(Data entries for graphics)
+ + + + + + +

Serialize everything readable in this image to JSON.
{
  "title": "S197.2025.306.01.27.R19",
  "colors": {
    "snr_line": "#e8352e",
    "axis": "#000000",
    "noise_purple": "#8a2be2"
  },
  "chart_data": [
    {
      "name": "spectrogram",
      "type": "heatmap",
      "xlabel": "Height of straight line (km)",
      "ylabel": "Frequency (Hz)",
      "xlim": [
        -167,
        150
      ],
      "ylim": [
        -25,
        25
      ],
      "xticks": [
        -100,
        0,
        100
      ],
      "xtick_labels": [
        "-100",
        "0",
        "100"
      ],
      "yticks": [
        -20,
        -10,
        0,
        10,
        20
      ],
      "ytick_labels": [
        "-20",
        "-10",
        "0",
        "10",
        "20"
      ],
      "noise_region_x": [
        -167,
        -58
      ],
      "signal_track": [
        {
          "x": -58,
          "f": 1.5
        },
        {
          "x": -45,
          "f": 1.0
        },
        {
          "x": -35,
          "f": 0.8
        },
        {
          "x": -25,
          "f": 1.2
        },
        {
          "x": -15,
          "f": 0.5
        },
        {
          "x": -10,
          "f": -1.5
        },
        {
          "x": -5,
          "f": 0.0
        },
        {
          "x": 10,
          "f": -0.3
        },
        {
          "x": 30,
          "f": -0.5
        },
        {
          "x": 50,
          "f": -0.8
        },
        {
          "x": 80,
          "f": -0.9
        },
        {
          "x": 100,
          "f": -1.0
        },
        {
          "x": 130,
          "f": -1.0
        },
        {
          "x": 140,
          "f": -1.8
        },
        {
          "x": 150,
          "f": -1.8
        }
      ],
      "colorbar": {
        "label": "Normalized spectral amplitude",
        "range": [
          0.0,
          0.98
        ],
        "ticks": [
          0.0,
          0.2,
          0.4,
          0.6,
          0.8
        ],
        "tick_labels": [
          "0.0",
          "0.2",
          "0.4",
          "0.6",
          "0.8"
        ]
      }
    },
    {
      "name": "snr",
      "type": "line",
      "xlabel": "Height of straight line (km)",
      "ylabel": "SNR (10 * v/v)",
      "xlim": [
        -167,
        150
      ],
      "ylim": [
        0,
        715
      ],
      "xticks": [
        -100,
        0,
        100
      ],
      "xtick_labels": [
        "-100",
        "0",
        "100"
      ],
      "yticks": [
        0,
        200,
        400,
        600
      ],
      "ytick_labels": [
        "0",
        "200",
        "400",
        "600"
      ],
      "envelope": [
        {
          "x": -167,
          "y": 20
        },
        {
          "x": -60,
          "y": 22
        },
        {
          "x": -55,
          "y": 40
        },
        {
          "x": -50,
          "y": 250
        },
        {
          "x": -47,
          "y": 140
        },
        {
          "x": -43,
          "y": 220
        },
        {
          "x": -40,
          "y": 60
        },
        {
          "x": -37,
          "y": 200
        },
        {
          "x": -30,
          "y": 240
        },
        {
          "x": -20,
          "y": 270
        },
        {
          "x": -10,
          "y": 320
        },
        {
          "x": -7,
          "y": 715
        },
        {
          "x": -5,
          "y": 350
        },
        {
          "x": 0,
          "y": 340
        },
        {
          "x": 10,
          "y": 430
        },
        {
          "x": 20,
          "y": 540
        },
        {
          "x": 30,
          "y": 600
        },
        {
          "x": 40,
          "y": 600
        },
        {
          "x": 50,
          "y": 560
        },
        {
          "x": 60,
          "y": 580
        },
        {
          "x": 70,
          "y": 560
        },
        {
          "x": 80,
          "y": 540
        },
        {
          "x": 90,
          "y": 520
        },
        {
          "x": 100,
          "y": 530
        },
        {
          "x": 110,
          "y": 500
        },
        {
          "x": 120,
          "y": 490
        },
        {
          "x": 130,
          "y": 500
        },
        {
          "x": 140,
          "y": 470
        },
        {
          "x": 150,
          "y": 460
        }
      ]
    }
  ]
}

+ + + + + + +

(WHAT IS BEING ASKED) Copy each entry exactly, with nothing added or dropped.

(COMPLETED EXERCISE)
Serialize everything readable in this image to JSON.
{
  "title": "S197.2025.306.01.27.R19",
  "colors": {
    "snr_line": "#e8352e",
    "axis": "#000000",
    "noise_purple": "#8a2be2"
  },
  "chart_data": [
    {
      "name": "spectrogram",
      "type": "heatmap",
      "xlabel": "Height of straight line (km)",
      "ylabel": "Frequency (Hz)",
      "xlim": [
        -167,
        150
      ],
      "ylim": [
        -25,
        25
      ],
      "xticks": [
        -100,
        0,
        100
      ],
      "xtick_labels": [
        "-100",
        "0",
        "100"
      ],
      "yticks": [
        -20,
        -10,
        0,
        10,
        20
      ],
      "ytick_labels": [
        "-20",
        "-10",
        "0",
        "10",
        "20"
      ],
      "noise_region_x": [
        -167,
        -58
      ],
      "signal_track": [
        {
          "x": -58,
          "f": 1.5
        },
        {
          "x": -45,
          "f": 1.0
        },
        {
          "x": -35,
          "f": 0.8
        },
        {
          "x": -25,
          "f": 1.2
        },
        {
          "x": -15,
          "f": 0.5
        },
        {
          "x": -10,
          "f": -1.5
        },
        {
          "x": -5,
          "f": 0.0
        },
        {
          "x": 10,
          "f": -0.3
        },
        {
          "x": 30,
          "f": -0.5
        },
        {
          "x": 50,
          "f": -0.8
        },
        {
          "x": 80,
          "f": -0.9
        },
        {
          "x": 100,
          "f": -1.0
        },
        {
          "x": 130,
          "f": -1.0
        },
        {
          "x": 140,
          "f": -1.8
        },
        {
          "x": 150,
          "f": -1.8
        }
      ],
      "colorbar": {
        "label": "Normalized spectral amplitude",
        "range": [
          0.0,
          0.98
        ],
        "ticks": [
          0.0,
          0.2,
          0.4,
          0.6,
          0.8
        ],
        "tick_labels": [
          "0.0",
          "0.2",
          "0.4",
          "0.6",
          "0.8"
        ]
      }
    },
    {
      "name": "snr",
      "type": "line",
      "xlabel": "Height of straight line (km)",
      "ylabel": "SNR (10 * v/v)",
      "xlim": [
        -167,
        150
      ],
      "ylim": [
        0,
        715
      ],
      "xticks": [
        -100,
        0,
        100
      ],
      "xtick_labels": [
        "-100",
        "0",
        "100"
      ],
      "yticks": [
        0,
        200,
        400,
        600
      ],
      "ytick_labels": [
        "0",
        "200",
        "400",
        "600"
      ],
      "envelope": [
        {
          "x": -167,
          "y": 20
        },
        {
          "x": -60,
          "y": 22
        },
        {
          "x": -55,
          "y": 40
        },
        {
          "x": -50,
          "y": 250
        },
        {
          "x": -47,
          "y": 140
        },
        {
          "x": -43,
          "y": 220
        },
        {
          "x": -40,
          "y": 60
        },
        {
          "x": -37,
          "y": 200
        },
        {
          "x": -30,
          "y": 240
        },
        {
          "x": -20,
          "y": 270
        },
        {
          "x": -10,
          "y": 320
        },
        {
          "x": -7,
          "y": 715
        },
        {
          "x": -5,
          "y": 350
        },
        {
          "x": 0,
          "y": 340
        },
        {
          "x": 10,
          "y": 430
        },
        {
          "x": 20,
          "y": 540
        },
        {
          "x": 30,
          "y": 600
        },
        {
          "x": 40,
          "y": 600
        },
        {
          "x": 50,
          "y": 560
        },
        {
          "x": 60,
          "y": 580
        },
        {
          "x": 70,
          "y": 560
        },
        {
          "x": 80,
          "y": 540
        },
        {
          "x": 90,
          "y": 520
        },
        {
          "x": 100,
          "y": 530
        },
        {
          "x": 110,
          "y": 500
        },
        {
          "x": 120,
          "y": 490
        },
        {
          "x": 130,
          "y": 500
        },
        {
          "x": 140,
          "y": 470
        },
        {
          "x": 150,
          "y": 460
        }
      ]
    }
  ]
}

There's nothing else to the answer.